**WRITTEN INSTRUCTION**:
Drop the images; return everything else in the listing below exactly.

Dataset items:

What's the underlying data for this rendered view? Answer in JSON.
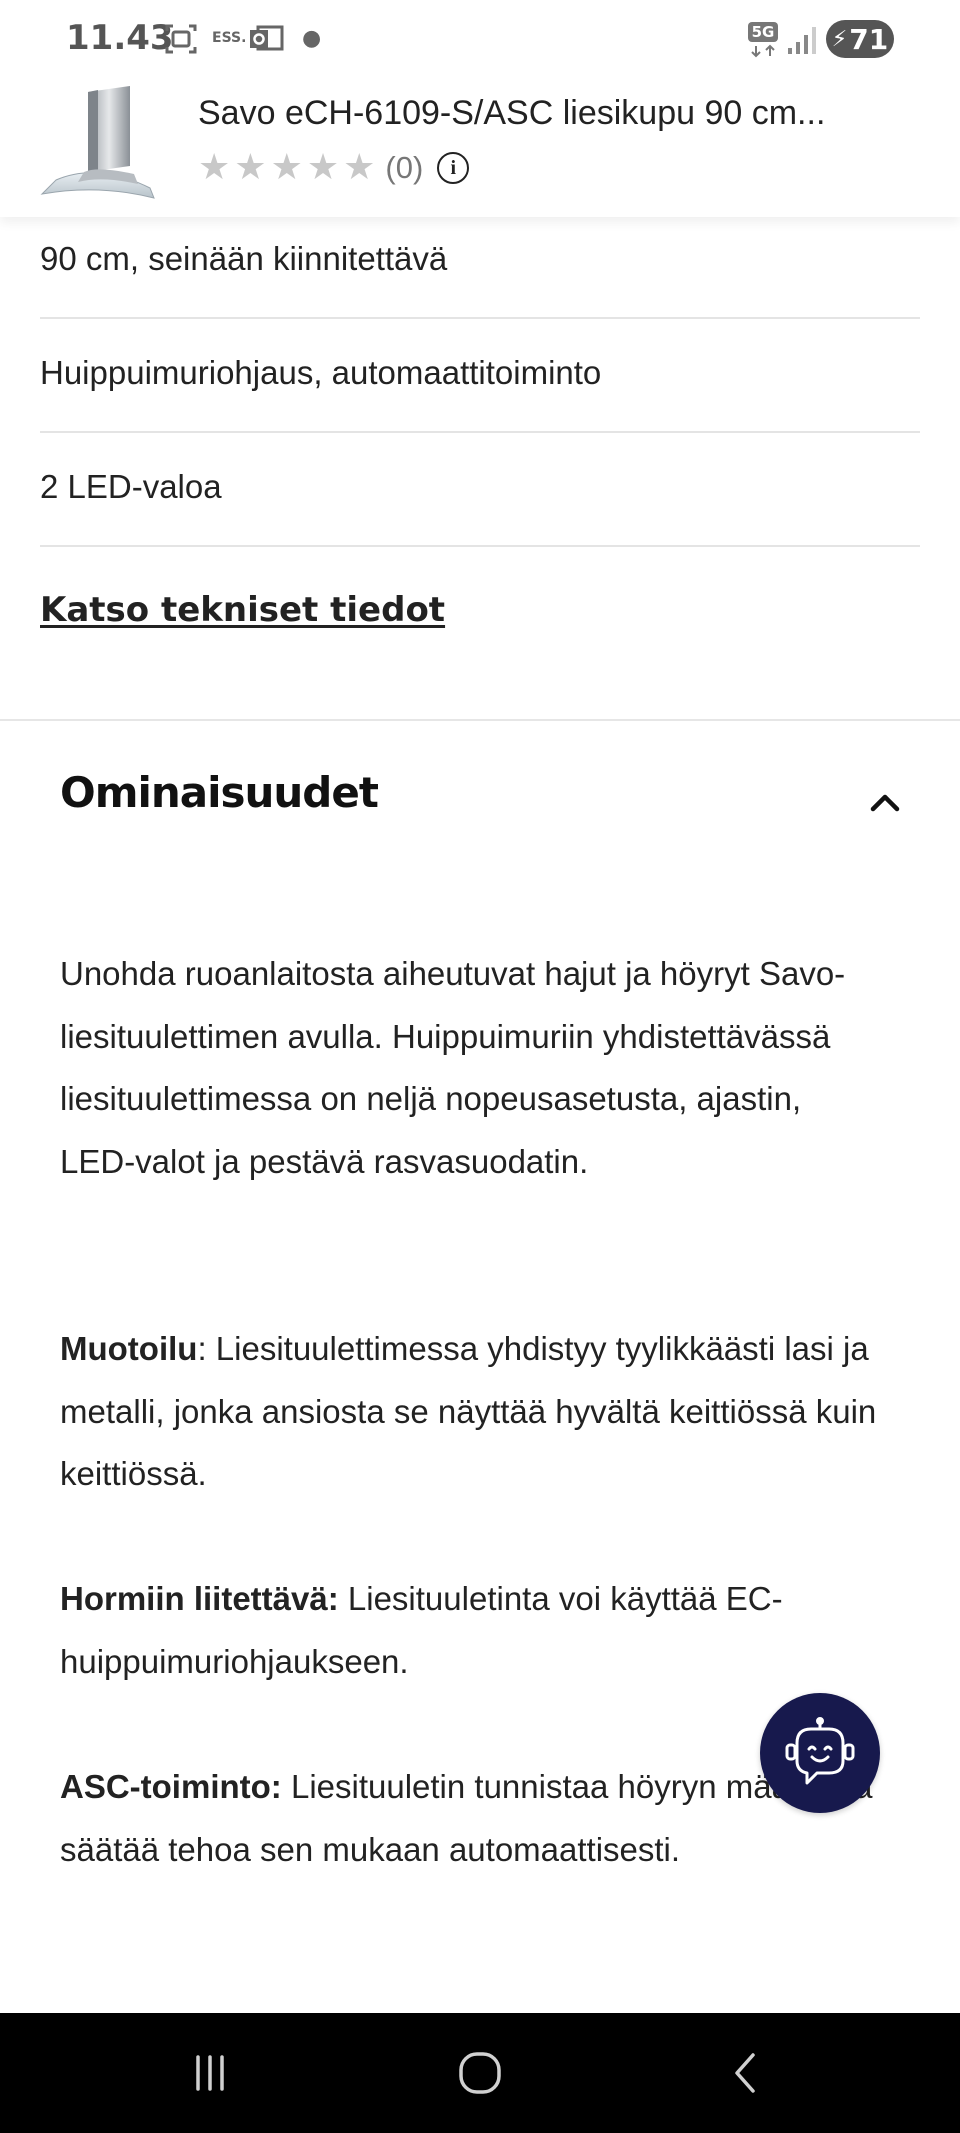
{
  "status_bar": {
    "time": "11.43",
    "icons": [
      "screenshot-icon",
      "ess-icon",
      "outlook-icon",
      "dot-icon",
      "5g-icon",
      "signal-icon"
    ],
    "network": "5G",
    "ess_label": "ESS.",
    "battery": "71"
  },
  "product": {
    "title": "Savo eCH-6109-S/ASC liesikupu 90 cm...",
    "rating_stars": 0,
    "review_count": "(0)"
  },
  "specs": [
    "90 cm, seinään kiinnitettävä",
    "Huippuimuriohjaus, automaattitoiminto",
    "2 LED-valoa"
  ],
  "tech_link": "Katso tekniset tiedot",
  "features_section": {
    "title": "Ominaisuudet",
    "intro": "Unohda ruoanlaitosta aiheutuvat hajut ja höyryt Savo-liesituulettimen avulla. Huippuimuriin yhdistettävässä liesituulettimessa on neljä nopeusasetusta, ajastin, LED-valot ja pestävä rasvasuodatin.",
    "paragraphs": [
      {
        "label": "Muotoilu",
        "text": ": Liesituulettimessa yhdistyy tyylikkäästi lasi ja metalli, jonka ansiosta se näyttää hyvältä keittiössä kuin keittiössä."
      },
      {
        "label": "Hormiin liitettävä:",
        "text": " Liesituuletinta voi käyttää EC-huippuimuriohjaukseen."
      },
      {
        "label": "ASC-toiminto:",
        "text": " Liesituuletin tunnistaa höyryn määrän ja säätää tehoa sen mukaan automaattisesti."
      }
    ]
  },
  "colors": {
    "chat_bot_bg": "#17194d",
    "nav_bar_bg": "#000000"
  }
}
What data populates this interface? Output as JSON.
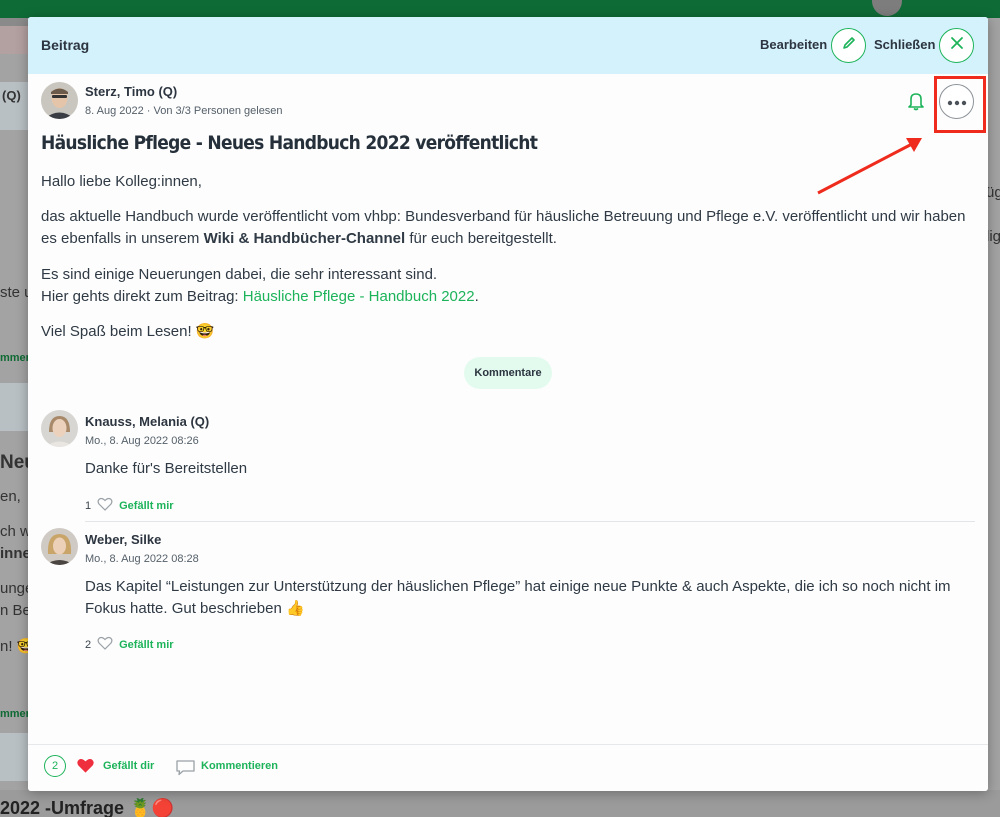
{
  "modal": {
    "title": "Beitrag",
    "edit_label": "Bearbeiten",
    "close_label": "Schließen"
  },
  "post": {
    "author": "Sterz, Timo (Q)",
    "meta": "8. Aug 2022 · Von 3/3 Personen gelesen",
    "title": "Häusliche Pflege -  Neues Handbuch 2022 veröffentlicht",
    "greeting": "Hallo liebe Kolleg:innen,",
    "p2_a": "das aktuelle Handbuch wurde veröffentlicht vom vhbp: Bundesverband für häusliche Betreuung und Pflege e.V. veröffentlicht und wir haben es ebenfalls in unserem ",
    "p2_bold": "Wiki & Handbücher-Channel",
    "p2_b": " für euch bereitgestellt.",
    "p3_line1": "Es sind einige Neuerungen dabei, die sehr interessant sind.",
    "p3_line2_a": "Hier gehts direkt zum Beitrag: ",
    "p3_link": "Häusliche Pflege -  Handbuch 2022",
    "p3_line2_b": ".",
    "closing": "Viel Spaß beim Lesen! 🤓"
  },
  "comments_button": "Kommentare",
  "comments": [
    {
      "author": "Knauss, Melania (Q)",
      "time": "Mo., 8. Aug 2022 08:26",
      "text": "Danke für's Bereitstellen",
      "likes": "1",
      "like_label": "Gefällt mir"
    },
    {
      "author": "Weber, Silke",
      "time": "Mo., 8. Aug 2022 08:28",
      "text": "Das Kapitel “Leistungen zur Unterstützung der häuslichen Pflege” hat einige neue Punkte & auch Aspekte, die ich so noch nicht im Fokus hatte. Gut beschrieben 👍",
      "likes": "2",
      "like_label": "Gefällt mir"
    }
  ],
  "footer": {
    "like_count": "2",
    "liked_label": "Gefällt dir",
    "comment_label": "Kommentieren"
  },
  "background": {
    "left_1": "(Q)",
    "left_2": "ste u",
    "left_3": "mmen",
    "left_4": "Neue",
    "left_5": "en,",
    "left_6": "ch w",
    "left_7": "inne",
    "left_8": "unge",
    "left_9": "n Be",
    "left_10": "n! 🤓",
    "left_11": "mmen",
    "right_1": "üg",
    "right_2": "lig",
    "bottom": "2022 -Umfrage 🍍🔴"
  },
  "colors": {
    "accent": "#1db35a",
    "header_bg": "#d4f2fc",
    "highlight": "#ef2b1e",
    "topbar": "#0e6b36"
  },
  "icons": [
    "pencil-icon",
    "close-icon",
    "bell-icon",
    "more-icon",
    "heart-outline-icon",
    "heart-filled-icon",
    "comment-icon"
  ]
}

**TASK RESULT**:
What's the underlying data for this rendered view? Answer in JSON.
{
  "status_bar": {
    "time": "11.43",
    "icons": [
      "screenshot-icon",
      "ess-icon",
      "outlook-icon",
      "dot-icon",
      "5g-icon",
      "signal-icon"
    ],
    "network": "5G",
    "ess_label": "ESS.",
    "battery": "71"
  },
  "product": {
    "title": "Savo eCH-6109-S/ASC liesikupu 90 cm...",
    "rating_stars": 0,
    "review_count": "(0)"
  },
  "specs": [
    "90 cm, seinään kiinnitettävä",
    "Huippuimuriohjaus, automaattitoiminto",
    "2 LED-valoa"
  ],
  "tech_link": "Katso tekniset tiedot",
  "features_section": {
    "title": "Ominaisuudet",
    "intro": "Unohda ruoanlaitosta aiheutuvat hajut ja höyryt Savo-liesituulettimen avulla. Huippuimuriin yhdistettävässä liesituulettimessa on neljä nopeusasetusta, ajastin, LED-valot ja pestävä rasvasuodatin.",
    "paragraphs": [
      {
        "label": "Muotoilu",
        "text": ": Liesituulettimessa yhdistyy tyylikkäästi lasi ja metalli, jonka ansiosta se näyttää hyvältä keittiössä kuin keittiössä."
      },
      {
        "label": "Hormiin liitettävä:",
        "text": " Liesituuletinta voi käyttää EC-huippuimuriohjaukseen."
      },
      {
        "label": "ASC-toiminto:",
        "text": " Liesituuletin tunnistaa höyryn määrän ja säätää tehoa sen mukaan automaattisesti."
      }
    ]
  },
  "colors": {
    "chat_bot_bg": "#17194d",
    "nav_bar_bg": "#000000"
  }
}
What data populates this interface? Output as JSON.
{
  "modal": {
    "title": "Beitrag",
    "edit_label": "Bearbeiten",
    "close_label": "Schließen"
  },
  "post": {
    "author": "Sterz, Timo (Q)",
    "meta": "8. Aug 2022 · Von 3/3 Personen gelesen",
    "title": "Häusliche Pflege -  Neues Handbuch 2022 veröffentlicht",
    "greeting": "Hallo liebe Kolleg:innen,",
    "p2_a": "das aktuelle Handbuch wurde veröffentlicht vom vhbp: Bundesverband für häusliche Betreuung und Pflege e.V. veröffentlicht und wir haben es ebenfalls in unserem ",
    "p2_bold": "Wiki & Handbücher-Channel",
    "p2_b": " für euch bereitgestellt.",
    "p3_line1": "Es sind einige Neuerungen dabei, die sehr interessant sind.",
    "p3_line2_a": "Hier gehts direkt zum Beitrag: ",
    "p3_link": "Häusliche Pflege -  Handbuch 2022",
    "p3_line2_b": ".",
    "closing": "Viel Spaß beim Lesen! 🤓"
  },
  "comments_button": "Kommentare",
  "comments": [
    {
      "author": "Knauss, Melania (Q)",
      "time": "Mo., 8. Aug 2022 08:26",
      "text": "Danke für's Bereitstellen",
      "likes": "1",
      "like_label": "Gefällt mir"
    },
    {
      "author": "Weber, Silke",
      "time": "Mo., 8. Aug 2022 08:28",
      "text": "Das Kapitel “Leistungen zur Unterstützung der häuslichen Pflege” hat einige neue Punkte & auch Aspekte, die ich so noch nicht im Fokus hatte. Gut beschrieben 👍",
      "likes": "2",
      "like_label": "Gefällt mir"
    }
  ],
  "footer": {
    "like_count": "2",
    "liked_label": "Gefällt dir",
    "comment_label": "Kommentieren"
  },
  "background": {
    "left_1": "(Q)",
    "left_2": "ste u",
    "left_3": "mmen",
    "left_4": "Neue",
    "left_5": "en,",
    "left_6": "ch w",
    "left_7": "inne",
    "left_8": "unge",
    "left_9": "n Be",
    "left_10": "n! 🤓",
    "left_11": "mmen",
    "right_1": "üg",
    "right_2": "lig",
    "bottom": "2022 -Umfrage 🍍🔴"
  },
  "colors": {
    "accent": "#1db35a",
    "header_bg": "#d4f2fc",
    "highlight": "#ef2b1e",
    "topbar": "#0e6b36"
  },
  "icons": [
    "pencil-icon",
    "close-icon",
    "bell-icon",
    "more-icon",
    "heart-outline-icon",
    "heart-filled-icon",
    "comment-icon"
  ]
}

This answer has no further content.